[GIVEN EXERCISE] Your answer should be a single number: how many lines in the data below hold the string "платежам".

[RECORDS TO PROCESS]
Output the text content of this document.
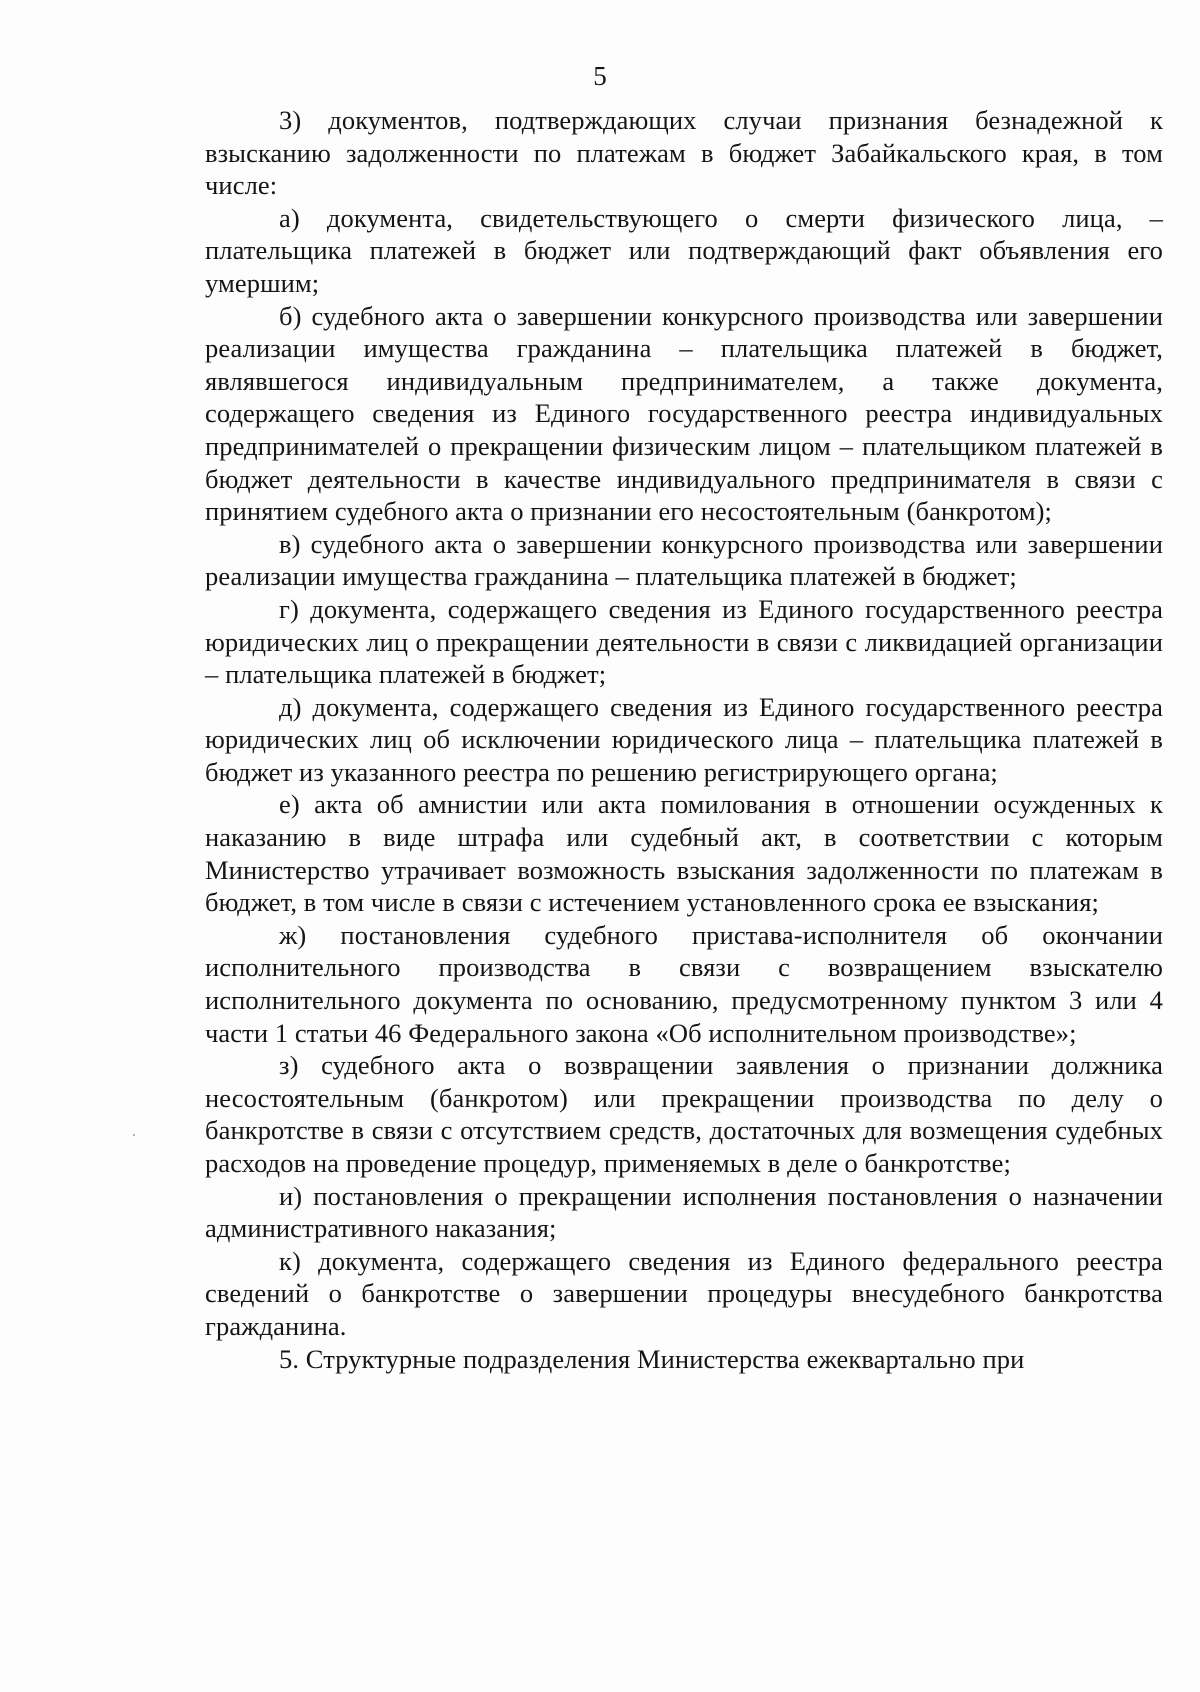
5

3) документов, подтверждающих случаи признания безнадежной к взысканию задолженности по платежам в бюджет Забайкальского края, в том числе:

а) документа, свидетельствующего о смерти физического лица, – плательщика платежей в бюджет или подтверждающий факт объявления его умершим;

б) судебного акта о завершении конкурсного производства или завершении реализации имущества гражданина – плательщика платежей в бюджет, являвшегося индивидуальным предпринимателем, а также документа, содержащего сведения из Единого государственного реестра индивидуальных предпринимателей о прекращении физическим лицом – плательщиком платежей в бюджет деятельности в качестве индивидуального предпринимателя в связи с принятием судебного акта о признании его несостоятельным (банкротом);

в) судебного акта о завершении конкурсного производства или завершении реализации имущества гражданина – плательщика платежей в бюджет;

г) документа, содержащего сведения из Единого государственного реестра юридических лиц о прекращении деятельности в связи с ликвидацией организации – плательщика платежей в бюджет;

д) документа, содержащего сведения из Единого государственного реестра юридических лиц об исключении юридического лица – плательщика платежей в бюджет из указанного реестра по решению регистрирующего органа;

е) акта об амнистии или акта помилования в отношении осужденных к наказанию в виде штрафа или судебный акт, в соответствии с которым Министерство утрачивает возможность взыскания задолженности по платежам в бюджет, в том числе в связи с истечением установленного срока ее взыскания;

ж) постановления судебного пристава-исполнителя об окончании исполнительного производства в связи с возвращением взыскателю исполнительного документа по основанию, предусмотренному пунктом 3 или 4 части 1 статьи 46 Федерального закона «Об исполнительном производстве»;

з) судебного акта о возвращении заявления о признании должника несостоятельным (банкротом) или прекращении производства по делу о банкротстве в связи с отсутствием средств, достаточных для возмещения судебных расходов на проведение процедур, применяемых в деле о банкротстве;

и) постановления о прекращении исполнения постановления о назначении административного наказания;

к) документа, содержащего сведения из Единого федерального реестра сведений о банкротстве о завершении процедуры внесудебного банкротства гражданина.

5. Структурные подразделения Министерства ежеквартально при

[ANSWER TO THE TASK] 2